== WHAT THIS TASK INVOLVES ==
Reproduce the data in its entirety, exactly as supplied.
[START OF GIVEN RECORDS]
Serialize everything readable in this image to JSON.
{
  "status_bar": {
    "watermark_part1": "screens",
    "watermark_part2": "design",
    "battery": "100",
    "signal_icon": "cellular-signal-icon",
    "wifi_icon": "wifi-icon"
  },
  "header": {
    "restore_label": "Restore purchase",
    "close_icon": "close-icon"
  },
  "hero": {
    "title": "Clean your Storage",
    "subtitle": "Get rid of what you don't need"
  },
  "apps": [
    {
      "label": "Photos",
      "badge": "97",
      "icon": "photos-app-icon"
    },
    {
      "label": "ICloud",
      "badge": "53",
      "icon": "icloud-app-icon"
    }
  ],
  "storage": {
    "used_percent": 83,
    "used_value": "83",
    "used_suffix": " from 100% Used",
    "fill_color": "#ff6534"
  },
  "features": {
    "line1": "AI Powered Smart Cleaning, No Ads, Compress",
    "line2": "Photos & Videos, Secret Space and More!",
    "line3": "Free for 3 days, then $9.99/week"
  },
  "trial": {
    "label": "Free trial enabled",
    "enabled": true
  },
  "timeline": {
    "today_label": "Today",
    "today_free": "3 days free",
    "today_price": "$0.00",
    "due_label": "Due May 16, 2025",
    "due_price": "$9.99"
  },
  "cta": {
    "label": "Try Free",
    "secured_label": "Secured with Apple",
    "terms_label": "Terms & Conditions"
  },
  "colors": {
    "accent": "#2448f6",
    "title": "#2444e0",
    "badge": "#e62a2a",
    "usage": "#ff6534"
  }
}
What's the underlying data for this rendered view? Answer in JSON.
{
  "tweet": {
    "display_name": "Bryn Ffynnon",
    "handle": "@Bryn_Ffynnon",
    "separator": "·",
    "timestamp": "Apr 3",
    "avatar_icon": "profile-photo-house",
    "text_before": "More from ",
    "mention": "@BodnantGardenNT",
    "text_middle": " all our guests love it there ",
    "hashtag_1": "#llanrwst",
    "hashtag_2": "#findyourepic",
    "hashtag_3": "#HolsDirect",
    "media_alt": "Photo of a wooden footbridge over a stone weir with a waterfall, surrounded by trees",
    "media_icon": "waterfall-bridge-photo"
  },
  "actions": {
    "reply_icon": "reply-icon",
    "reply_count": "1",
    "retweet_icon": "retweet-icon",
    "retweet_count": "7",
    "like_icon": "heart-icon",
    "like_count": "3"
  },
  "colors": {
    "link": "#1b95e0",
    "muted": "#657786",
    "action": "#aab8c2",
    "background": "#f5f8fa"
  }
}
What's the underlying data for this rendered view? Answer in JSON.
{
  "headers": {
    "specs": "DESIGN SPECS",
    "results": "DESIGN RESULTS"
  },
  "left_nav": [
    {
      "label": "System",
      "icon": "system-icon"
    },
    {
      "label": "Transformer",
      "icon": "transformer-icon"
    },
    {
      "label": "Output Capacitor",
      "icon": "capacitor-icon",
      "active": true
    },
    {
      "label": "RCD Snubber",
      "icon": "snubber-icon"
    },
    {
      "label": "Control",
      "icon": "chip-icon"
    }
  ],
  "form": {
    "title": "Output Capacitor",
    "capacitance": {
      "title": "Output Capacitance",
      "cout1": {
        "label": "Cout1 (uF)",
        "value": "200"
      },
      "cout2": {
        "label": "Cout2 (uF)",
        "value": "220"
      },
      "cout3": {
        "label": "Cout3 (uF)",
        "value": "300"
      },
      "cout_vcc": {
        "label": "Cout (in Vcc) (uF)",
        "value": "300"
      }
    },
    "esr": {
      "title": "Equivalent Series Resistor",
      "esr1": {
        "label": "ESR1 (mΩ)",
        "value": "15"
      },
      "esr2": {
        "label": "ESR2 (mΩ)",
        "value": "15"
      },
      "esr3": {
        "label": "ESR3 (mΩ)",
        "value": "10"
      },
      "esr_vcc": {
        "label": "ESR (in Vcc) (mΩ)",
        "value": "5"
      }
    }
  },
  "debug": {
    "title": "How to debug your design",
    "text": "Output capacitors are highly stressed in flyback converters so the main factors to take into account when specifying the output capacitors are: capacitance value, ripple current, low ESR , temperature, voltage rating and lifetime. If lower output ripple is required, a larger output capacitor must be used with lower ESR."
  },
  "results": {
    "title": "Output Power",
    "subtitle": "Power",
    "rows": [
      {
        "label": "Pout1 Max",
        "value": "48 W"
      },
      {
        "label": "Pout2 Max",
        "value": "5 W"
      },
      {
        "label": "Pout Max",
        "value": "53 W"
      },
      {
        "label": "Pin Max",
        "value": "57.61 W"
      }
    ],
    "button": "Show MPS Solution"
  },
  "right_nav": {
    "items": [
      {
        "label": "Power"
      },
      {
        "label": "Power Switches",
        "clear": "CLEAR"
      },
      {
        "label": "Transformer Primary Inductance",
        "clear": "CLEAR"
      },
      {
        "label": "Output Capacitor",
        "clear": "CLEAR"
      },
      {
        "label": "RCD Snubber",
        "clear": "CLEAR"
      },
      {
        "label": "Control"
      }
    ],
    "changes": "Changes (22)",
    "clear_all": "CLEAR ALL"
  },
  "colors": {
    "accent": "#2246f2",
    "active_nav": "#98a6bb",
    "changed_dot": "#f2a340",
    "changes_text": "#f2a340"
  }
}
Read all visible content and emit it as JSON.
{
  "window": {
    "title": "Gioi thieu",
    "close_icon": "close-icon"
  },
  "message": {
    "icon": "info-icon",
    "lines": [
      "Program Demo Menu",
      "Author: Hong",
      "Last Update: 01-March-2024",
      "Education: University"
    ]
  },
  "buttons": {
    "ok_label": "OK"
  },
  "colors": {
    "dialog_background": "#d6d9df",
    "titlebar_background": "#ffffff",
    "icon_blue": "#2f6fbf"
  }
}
[END OF GIVEN RECORDS]
== EXERCISE ANSWER ==
Serialize everything readable in this image to JSON.
{
  "status_bar": {
    "watermark_part1": "screens",
    "watermark_part2": "design",
    "battery": "100",
    "signal_icon": "cellular-signal-icon",
    "wifi_icon": "wifi-icon"
  },
  "header": {
    "restore_label": "Restore purchase",
    "close_icon": "close-icon"
  },
  "hero": {
    "title": "Clean your Storage",
    "subtitle": "Get rid of what you don't need"
  },
  "apps": [
    {
      "label": "Photos",
      "badge": "97",
      "icon": "photos-app-icon"
    },
    {
      "label": "ICloud",
      "badge": "53",
      "icon": "icloud-app-icon"
    }
  ],
  "storage": {
    "used_percent": 83,
    "used_value": "83",
    "used_suffix": " from 100% Used",
    "fill_color": "#ff6534"
  },
  "features": {
    "line1": "AI Powered Smart Cleaning, No Ads, Compress",
    "line2": "Photos & Videos, Secret Space and More!",
    "line3": "Free for 3 days, then $9.99/week"
  },
  "trial": {
    "label": "Free trial enabled",
    "enabled": true
  },
  "timeline": {
    "today_label": "Today",
    "today_free": "3 days free",
    "today_price": "$0.00",
    "due_label": "Due May 16, 2025",
    "due_price": "$9.99"
  },
  "cta": {
    "label": "Try Free",
    "secured_label": "Secured with Apple",
    "terms_label": "Terms & Conditions"
  },
  "colors": {
    "accent": "#2448f6",
    "title": "#2444e0",
    "badge": "#e62a2a",
    "usage": "#ff6534"
  }
}
What's the underlying data for this rendered view? Answer in JSON.
{
  "tweet": {
    "display_name": "Bryn Ffynnon",
    "handle": "@Bryn_Ffynnon",
    "separator": "·",
    "timestamp": "Apr 3",
    "avatar_icon": "profile-photo-house",
    "text_before": "More from ",
    "mention": "@BodnantGardenNT",
    "text_middle": " all our guests love it there ",
    "hashtag_1": "#llanrwst",
    "hashtag_2": "#findyourepic",
    "hashtag_3": "#HolsDirect",
    "media_alt": "Photo of a wooden footbridge over a stone weir with a waterfall, surrounded by trees",
    "media_icon": "waterfall-bridge-photo"
  },
  "actions": {
    "reply_icon": "reply-icon",
    "reply_count": "1",
    "retweet_icon": "retweet-icon",
    "retweet_count": "7",
    "like_icon": "heart-icon",
    "like_count": "3"
  },
  "colors": {
    "link": "#1b95e0",
    "muted": "#657786",
    "action": "#aab8c2",
    "background": "#f5f8fa"
  }
}
What's the underlying data for this rendered view? Answer in JSON.
{
  "headers": {
    "specs": "DESIGN SPECS",
    "results": "DESIGN RESULTS"
  },
  "left_nav": [
    {
      "label": "System",
      "icon": "system-icon"
    },
    {
      "label": "Transformer",
      "icon": "transformer-icon"
    },
    {
      "label": "Output Capacitor",
      "icon": "capacitor-icon",
      "active": true
    },
    {
      "label": "RCD Snubber",
      "icon": "snubber-icon"
    },
    {
      "label": "Control",
      "icon": "chip-icon"
    }
  ],
  "form": {
    "title": "Output Capacitor",
    "capacitance": {
      "title": "Output Capacitance",
      "cout1": {
        "label": "Cout1 (uF)",
        "value": "200"
      },
      "cout2": {
        "label": "Cout2 (uF)",
        "value": "220"
      },
      "cout3": {
        "label": "Cout3 (uF)",
        "value": "300"
      },
      "cout_vcc": {
        "label": "Cout (in Vcc) (uF)",
        "value": "300"
      }
    },
    "esr": {
      "title": "Equivalent Series Resistor",
      "esr1": {
        "label": "ESR1 (mΩ)",
        "value": "15"
      },
      "esr2": {
        "label": "ESR2 (mΩ)",
        "value": "15"
      },
      "esr3": {
        "label": "ESR3 (mΩ)",
        "value": "10"
      },
      "esr_vcc": {
        "label": "ESR (in Vcc) (mΩ)",
        "value": "5"
      }
    }
  },
  "debug": {
    "title": "How to debug your design",
    "text": "Output capacitors are highly stressed in flyback converters so the main factors to take into account when specifying the output capacitors are: capacitance value, ripple current, low ESR , temperature, voltage rating and lifetime. If lower output ripple is required, a larger output capacitor must be used with lower ESR."
  },
  "results": {
    "title": "Output Power",
    "subtitle": "Power",
    "rows": [
      {
        "label": "Pout1 Max",
        "value": "48 W"
      },
      {
        "label": "Pout2 Max",
        "value": "5 W"
      },
      {
        "label": "Pout Max",
        "value": "53 W"
      },
      {
        "label": "Pin Max",
        "value": "57.61 W"
      }
    ],
    "button": "Show MPS Solution"
  },
  "right_nav": {
    "items": [
      {
        "label": "Power"
      },
      {
        "label": "Power Switches",
        "clear": "CLEAR"
      },
      {
        "label": "Transformer Primary Inductance",
        "clear": "CLEAR"
      },
      {
        "label": "Output Capacitor",
        "clear": "CLEAR"
      },
      {
        "label": "RCD Snubber",
        "clear": "CLEAR"
      },
      {
        "label": "Control"
      }
    ],
    "changes": "Changes (22)",
    "clear_all": "CLEAR ALL"
  },
  "colors": {
    "accent": "#2246f2",
    "active_nav": "#98a6bb",
    "changed_dot": "#f2a340",
    "changes_text": "#f2a340"
  }
}
Read all visible content and emit it as JSON.
{
  "window": {
    "title": "Gioi thieu",
    "close_icon": "close-icon"
  },
  "message": {
    "icon": "info-icon",
    "lines": [
      "Program Demo Menu",
      "Author: Hong",
      "Last Update: 01-March-2024",
      "Education: University"
    ]
  },
  "buttons": {
    "ok_label": "OK"
  },
  "colors": {
    "dialog_background": "#d6d9df",
    "titlebar_background": "#ffffff",
    "icon_blue": "#2f6fbf"
  }
}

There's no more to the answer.